--- TEXT EXCERPT ---
Wednesday, February 23, 2011

Montana's highway rest areas are more picturesque than other states resorts!

They have better wastewater treatment systems also. 

Eliminite has been selected as provider of all wastewater treatment facilities for Montana Department of Transportation (MDT) highway rest areas and other facilities.  Through its process, in conjunction with the Federal Highway Administration, MDT determined that it is in the best interest of the public for Eliminite to provide wastewater treatment systems for all its facilities. The systems are compact, reliable and specifically designed to treat the high nitrogen wastewater (ammonia =180 - 250 mg/L) common to highway rest areas. 

(The prime engineers on this project refused to collect actual wastewater influent samples and instead, guessed at the BOD and TN values.  They are not good guessers, Actual BOD Influent averages about 1200 mg/L.  Actual TN Influent averages about 450 mg/L)
The foot print of the entire treatment system is about 20' x 40' and uses all locallly supplied precast concrete tanks.  That makes good sense for our local economy because area suppliers can provide equipment rather than shipping money out of state to import equipment from out of state, or country, suppliers. 

We can do this in any location using locally available tanks, and components because the design of the system is flexible and can be modified to accommodate almost any tank configuration.  This not only provides a boost to the local guys but also results in significantly lower overall cost.  As you all know, "pod" type systems must be shipped in from somewhere.

This system was started and sampled in the dead of winter and is already achieving about 98 % conversion of ammonia to nitrate.  No alarms, no malfunctions, no phone dialer.  The average mean temp was around 20 degrees F for the operational period.
--- STORED DATA ---
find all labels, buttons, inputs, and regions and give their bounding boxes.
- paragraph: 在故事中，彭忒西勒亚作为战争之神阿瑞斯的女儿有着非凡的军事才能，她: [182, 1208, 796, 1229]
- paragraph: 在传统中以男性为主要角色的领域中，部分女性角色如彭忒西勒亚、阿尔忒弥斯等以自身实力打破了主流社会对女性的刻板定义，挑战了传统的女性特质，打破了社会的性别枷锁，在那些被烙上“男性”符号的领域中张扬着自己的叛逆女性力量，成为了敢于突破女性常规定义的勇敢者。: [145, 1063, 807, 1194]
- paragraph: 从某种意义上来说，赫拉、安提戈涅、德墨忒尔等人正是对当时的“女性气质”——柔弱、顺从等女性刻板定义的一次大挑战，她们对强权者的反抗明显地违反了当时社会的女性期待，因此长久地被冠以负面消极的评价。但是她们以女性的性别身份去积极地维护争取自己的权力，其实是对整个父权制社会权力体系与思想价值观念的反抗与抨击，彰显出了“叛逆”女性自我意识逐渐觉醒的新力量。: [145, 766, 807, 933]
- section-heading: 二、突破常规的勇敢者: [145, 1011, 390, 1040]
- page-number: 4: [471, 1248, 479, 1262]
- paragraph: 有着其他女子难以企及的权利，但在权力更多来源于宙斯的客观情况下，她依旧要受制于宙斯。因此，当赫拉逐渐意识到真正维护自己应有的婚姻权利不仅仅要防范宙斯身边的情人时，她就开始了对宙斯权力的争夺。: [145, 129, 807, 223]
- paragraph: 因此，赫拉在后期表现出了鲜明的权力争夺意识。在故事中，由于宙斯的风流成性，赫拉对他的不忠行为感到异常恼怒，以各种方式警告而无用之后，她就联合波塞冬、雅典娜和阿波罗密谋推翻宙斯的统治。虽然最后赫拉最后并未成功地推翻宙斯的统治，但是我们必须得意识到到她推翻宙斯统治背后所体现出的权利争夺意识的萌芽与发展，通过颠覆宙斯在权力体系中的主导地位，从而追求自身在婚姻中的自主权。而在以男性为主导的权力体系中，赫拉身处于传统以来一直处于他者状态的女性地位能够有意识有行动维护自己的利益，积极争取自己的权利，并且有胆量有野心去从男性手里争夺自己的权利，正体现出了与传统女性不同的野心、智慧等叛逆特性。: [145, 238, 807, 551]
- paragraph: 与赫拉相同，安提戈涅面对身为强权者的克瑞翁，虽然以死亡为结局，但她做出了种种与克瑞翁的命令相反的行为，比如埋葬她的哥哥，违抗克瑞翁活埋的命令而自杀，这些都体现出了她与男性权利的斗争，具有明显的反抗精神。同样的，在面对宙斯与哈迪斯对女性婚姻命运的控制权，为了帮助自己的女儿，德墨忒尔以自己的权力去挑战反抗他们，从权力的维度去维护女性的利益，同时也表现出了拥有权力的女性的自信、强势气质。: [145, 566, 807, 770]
---
**YOUR TASKS:**
• a. In the rest-area wastewater post, starting with "They have better" and going on through "highway rest areas.", swap "Eliminite" for "the contractor".
• b. According to the rest-area wastewater post, how large is the footprint of the entire treatment system?

**TASK-BY-TASK ANSWERS:**
• a.
They have better wastewater treatment systems also. 

the contractor has been selected as provider of all wastewater treatment facilities for Montana Department of Transportation (MDT) highway rest areas and other facilities.  Through its process, in conjunction with the Federal Highway Administration, MDT determined that it is in the best interest of the public for the contractor to provide wastewater treatment systems for all its facilities. The systems are compact, reliable and specifically designed to treat the high nitrogen wastewater (ammonia =180 - 250 mg/L) common to highway rest areas.

• b. About 20' x 40'.